### SET PROBLEM
Scan the material below for lines with the word "through" and report how many there are, with nothing added.

### DATA SUPPLIED
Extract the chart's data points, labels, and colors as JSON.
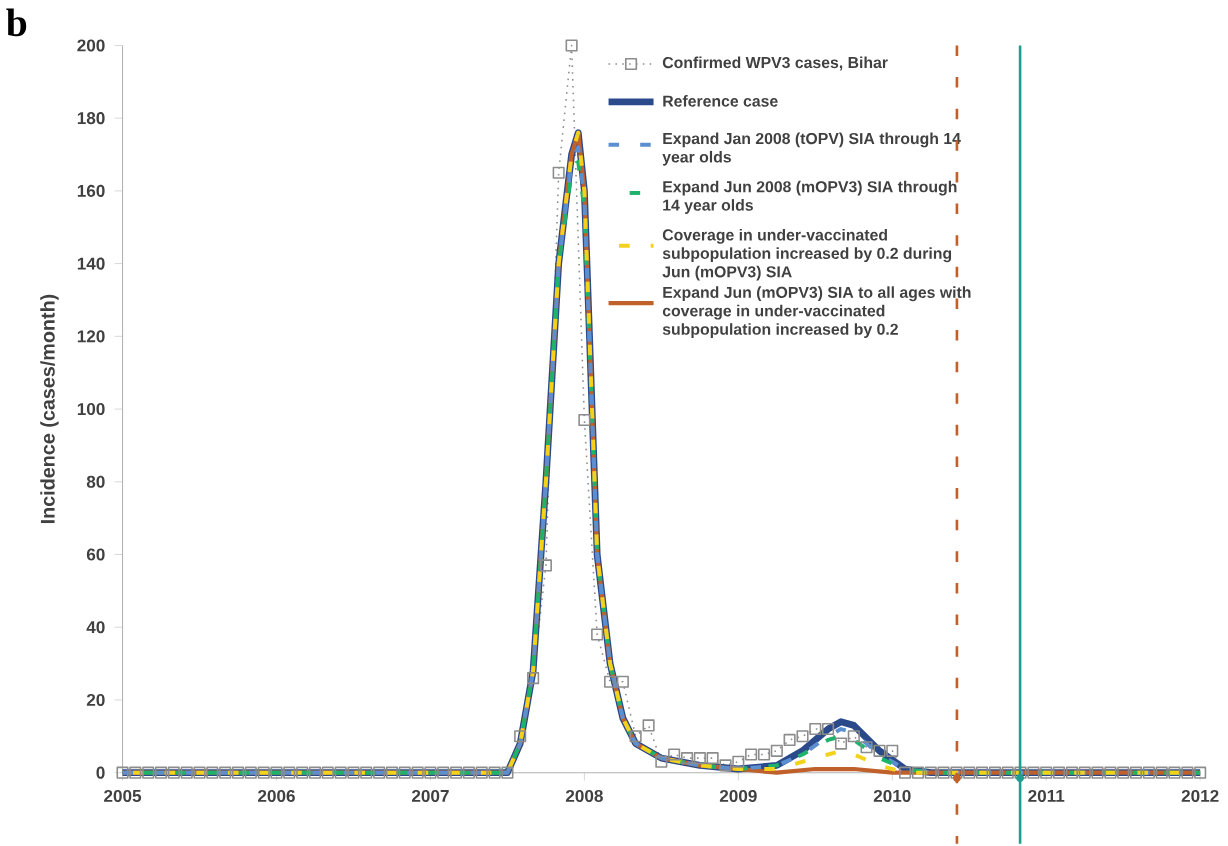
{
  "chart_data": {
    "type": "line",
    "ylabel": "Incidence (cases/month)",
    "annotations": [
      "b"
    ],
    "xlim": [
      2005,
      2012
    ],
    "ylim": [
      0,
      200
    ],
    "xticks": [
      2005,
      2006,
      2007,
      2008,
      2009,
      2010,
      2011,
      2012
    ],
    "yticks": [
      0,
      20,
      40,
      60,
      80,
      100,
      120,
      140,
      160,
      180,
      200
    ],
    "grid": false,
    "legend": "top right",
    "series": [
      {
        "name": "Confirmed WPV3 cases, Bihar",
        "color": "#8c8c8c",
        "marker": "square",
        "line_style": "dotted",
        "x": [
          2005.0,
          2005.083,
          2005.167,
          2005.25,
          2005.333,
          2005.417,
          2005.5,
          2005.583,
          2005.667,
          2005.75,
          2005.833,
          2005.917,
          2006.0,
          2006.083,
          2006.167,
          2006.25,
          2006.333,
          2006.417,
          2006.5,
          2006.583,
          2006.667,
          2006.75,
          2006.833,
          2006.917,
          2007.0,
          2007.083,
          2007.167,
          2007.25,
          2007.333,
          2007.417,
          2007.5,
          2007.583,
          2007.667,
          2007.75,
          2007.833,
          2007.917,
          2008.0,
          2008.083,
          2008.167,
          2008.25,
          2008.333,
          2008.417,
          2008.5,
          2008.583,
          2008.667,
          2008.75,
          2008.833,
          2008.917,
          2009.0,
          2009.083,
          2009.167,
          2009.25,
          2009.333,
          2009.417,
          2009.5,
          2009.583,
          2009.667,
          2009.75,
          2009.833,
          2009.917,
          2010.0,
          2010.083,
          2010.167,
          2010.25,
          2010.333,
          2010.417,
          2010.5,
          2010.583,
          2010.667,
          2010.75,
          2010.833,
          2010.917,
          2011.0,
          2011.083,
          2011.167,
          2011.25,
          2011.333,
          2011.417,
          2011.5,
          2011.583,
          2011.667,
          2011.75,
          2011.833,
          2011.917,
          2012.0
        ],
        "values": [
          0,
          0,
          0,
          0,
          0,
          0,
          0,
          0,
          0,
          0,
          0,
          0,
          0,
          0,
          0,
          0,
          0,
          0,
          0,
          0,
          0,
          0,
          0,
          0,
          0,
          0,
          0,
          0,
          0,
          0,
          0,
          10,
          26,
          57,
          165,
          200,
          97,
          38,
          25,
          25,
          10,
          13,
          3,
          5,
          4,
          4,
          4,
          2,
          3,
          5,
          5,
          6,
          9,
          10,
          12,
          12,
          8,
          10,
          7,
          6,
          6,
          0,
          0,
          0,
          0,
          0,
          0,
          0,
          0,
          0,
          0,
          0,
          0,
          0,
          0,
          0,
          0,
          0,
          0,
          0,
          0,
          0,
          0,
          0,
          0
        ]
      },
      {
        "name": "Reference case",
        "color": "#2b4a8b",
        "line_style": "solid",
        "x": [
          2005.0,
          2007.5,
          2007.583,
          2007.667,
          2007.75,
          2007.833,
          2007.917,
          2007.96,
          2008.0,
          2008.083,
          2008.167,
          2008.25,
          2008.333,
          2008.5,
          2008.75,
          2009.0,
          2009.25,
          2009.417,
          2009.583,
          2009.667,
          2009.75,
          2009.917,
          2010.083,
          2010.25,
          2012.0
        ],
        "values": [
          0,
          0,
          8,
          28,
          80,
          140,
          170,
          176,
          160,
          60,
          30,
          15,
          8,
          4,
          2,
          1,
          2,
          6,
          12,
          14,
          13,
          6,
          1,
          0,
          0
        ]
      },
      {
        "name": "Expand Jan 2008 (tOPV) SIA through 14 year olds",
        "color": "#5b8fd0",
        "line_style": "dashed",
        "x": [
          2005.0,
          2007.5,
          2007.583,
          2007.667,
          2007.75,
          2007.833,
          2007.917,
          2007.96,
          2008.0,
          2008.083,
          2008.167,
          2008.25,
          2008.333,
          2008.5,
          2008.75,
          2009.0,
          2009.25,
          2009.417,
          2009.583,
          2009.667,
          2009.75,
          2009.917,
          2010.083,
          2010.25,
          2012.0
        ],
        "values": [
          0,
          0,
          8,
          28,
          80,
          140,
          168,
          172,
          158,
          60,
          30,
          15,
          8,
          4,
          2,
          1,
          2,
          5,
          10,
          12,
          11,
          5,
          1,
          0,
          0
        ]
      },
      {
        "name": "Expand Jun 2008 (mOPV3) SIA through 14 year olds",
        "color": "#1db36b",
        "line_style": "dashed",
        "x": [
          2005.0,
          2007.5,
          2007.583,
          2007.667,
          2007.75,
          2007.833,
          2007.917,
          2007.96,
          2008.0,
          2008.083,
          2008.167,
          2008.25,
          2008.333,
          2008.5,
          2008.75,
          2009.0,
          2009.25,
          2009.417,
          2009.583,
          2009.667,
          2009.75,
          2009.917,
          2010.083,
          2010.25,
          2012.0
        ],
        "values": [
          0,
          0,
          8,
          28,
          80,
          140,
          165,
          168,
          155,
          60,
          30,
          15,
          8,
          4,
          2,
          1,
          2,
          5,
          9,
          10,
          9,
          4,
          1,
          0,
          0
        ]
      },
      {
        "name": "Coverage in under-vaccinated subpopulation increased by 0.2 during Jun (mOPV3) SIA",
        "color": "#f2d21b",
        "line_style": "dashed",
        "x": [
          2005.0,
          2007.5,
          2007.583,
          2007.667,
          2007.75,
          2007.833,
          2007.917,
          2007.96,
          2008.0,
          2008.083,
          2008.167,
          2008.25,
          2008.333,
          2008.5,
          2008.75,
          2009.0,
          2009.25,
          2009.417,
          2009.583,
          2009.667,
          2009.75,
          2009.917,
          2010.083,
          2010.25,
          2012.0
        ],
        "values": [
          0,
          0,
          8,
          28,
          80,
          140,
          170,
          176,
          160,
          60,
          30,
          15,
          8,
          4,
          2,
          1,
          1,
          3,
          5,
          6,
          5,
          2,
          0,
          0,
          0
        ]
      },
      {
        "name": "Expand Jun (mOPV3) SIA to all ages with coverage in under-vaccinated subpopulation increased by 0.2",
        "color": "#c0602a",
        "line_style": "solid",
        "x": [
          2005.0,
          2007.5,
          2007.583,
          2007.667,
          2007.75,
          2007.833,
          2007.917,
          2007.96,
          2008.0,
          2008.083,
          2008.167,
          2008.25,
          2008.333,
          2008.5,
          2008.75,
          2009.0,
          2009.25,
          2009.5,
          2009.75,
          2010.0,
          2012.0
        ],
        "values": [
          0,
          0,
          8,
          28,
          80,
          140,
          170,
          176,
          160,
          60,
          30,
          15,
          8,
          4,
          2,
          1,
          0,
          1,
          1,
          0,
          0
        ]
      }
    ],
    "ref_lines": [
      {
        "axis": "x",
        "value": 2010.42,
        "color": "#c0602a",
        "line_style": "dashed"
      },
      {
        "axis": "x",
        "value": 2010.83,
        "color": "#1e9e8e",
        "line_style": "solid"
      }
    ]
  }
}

* * *

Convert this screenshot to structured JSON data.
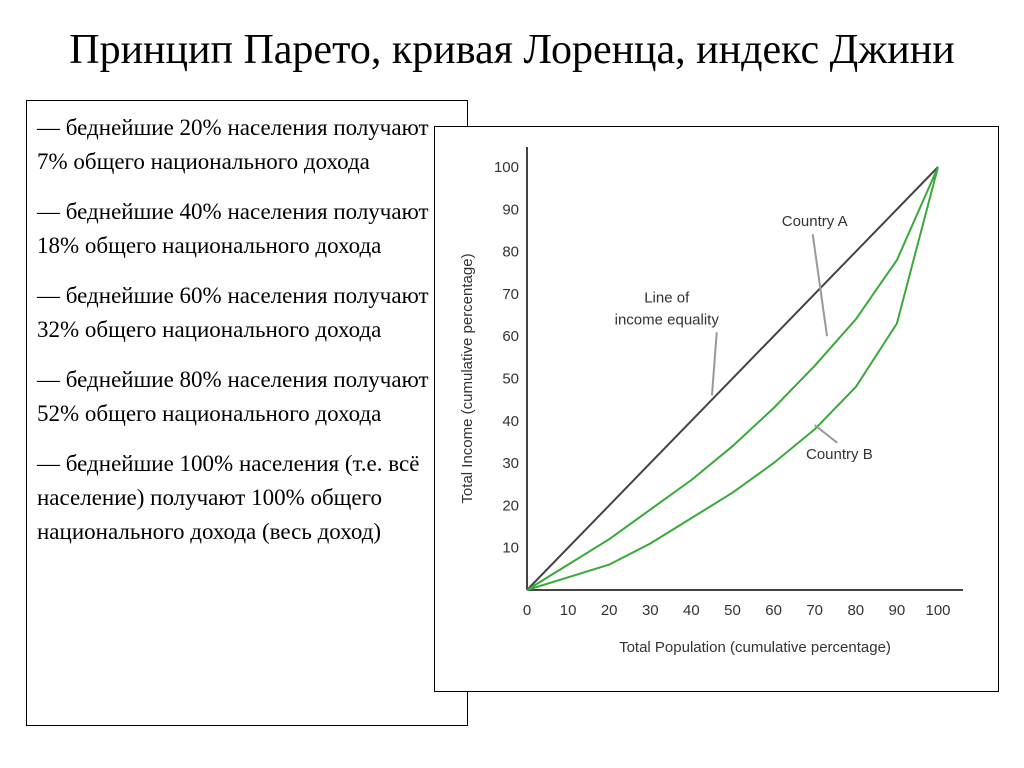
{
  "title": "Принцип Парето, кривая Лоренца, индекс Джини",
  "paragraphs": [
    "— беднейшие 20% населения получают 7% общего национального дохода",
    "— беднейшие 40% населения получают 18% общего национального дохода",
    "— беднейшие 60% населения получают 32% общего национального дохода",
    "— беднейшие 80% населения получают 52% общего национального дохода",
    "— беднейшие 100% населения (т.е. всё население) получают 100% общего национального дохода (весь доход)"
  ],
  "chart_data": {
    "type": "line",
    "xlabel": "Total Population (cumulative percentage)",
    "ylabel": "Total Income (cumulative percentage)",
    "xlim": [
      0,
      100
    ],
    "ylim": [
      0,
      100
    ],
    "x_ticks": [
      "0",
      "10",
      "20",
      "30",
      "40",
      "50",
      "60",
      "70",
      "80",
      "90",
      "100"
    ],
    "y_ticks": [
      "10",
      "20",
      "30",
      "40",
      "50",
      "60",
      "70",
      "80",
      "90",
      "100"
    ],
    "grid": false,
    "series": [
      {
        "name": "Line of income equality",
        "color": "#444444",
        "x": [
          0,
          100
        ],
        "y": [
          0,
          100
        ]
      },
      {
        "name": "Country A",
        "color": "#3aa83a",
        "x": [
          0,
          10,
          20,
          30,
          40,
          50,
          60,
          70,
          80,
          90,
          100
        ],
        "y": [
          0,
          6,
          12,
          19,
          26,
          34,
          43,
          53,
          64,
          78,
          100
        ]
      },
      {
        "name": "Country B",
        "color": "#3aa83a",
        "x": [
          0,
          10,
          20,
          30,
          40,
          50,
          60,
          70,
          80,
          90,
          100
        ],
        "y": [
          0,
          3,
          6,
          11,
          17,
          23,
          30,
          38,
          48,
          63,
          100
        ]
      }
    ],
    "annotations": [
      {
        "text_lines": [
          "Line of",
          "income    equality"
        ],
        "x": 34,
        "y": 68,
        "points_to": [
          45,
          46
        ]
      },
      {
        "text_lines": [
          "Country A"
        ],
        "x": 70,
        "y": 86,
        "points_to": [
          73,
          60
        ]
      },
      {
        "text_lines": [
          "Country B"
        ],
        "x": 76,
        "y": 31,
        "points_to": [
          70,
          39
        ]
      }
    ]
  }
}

### SOLUTION TO THIS TASK
2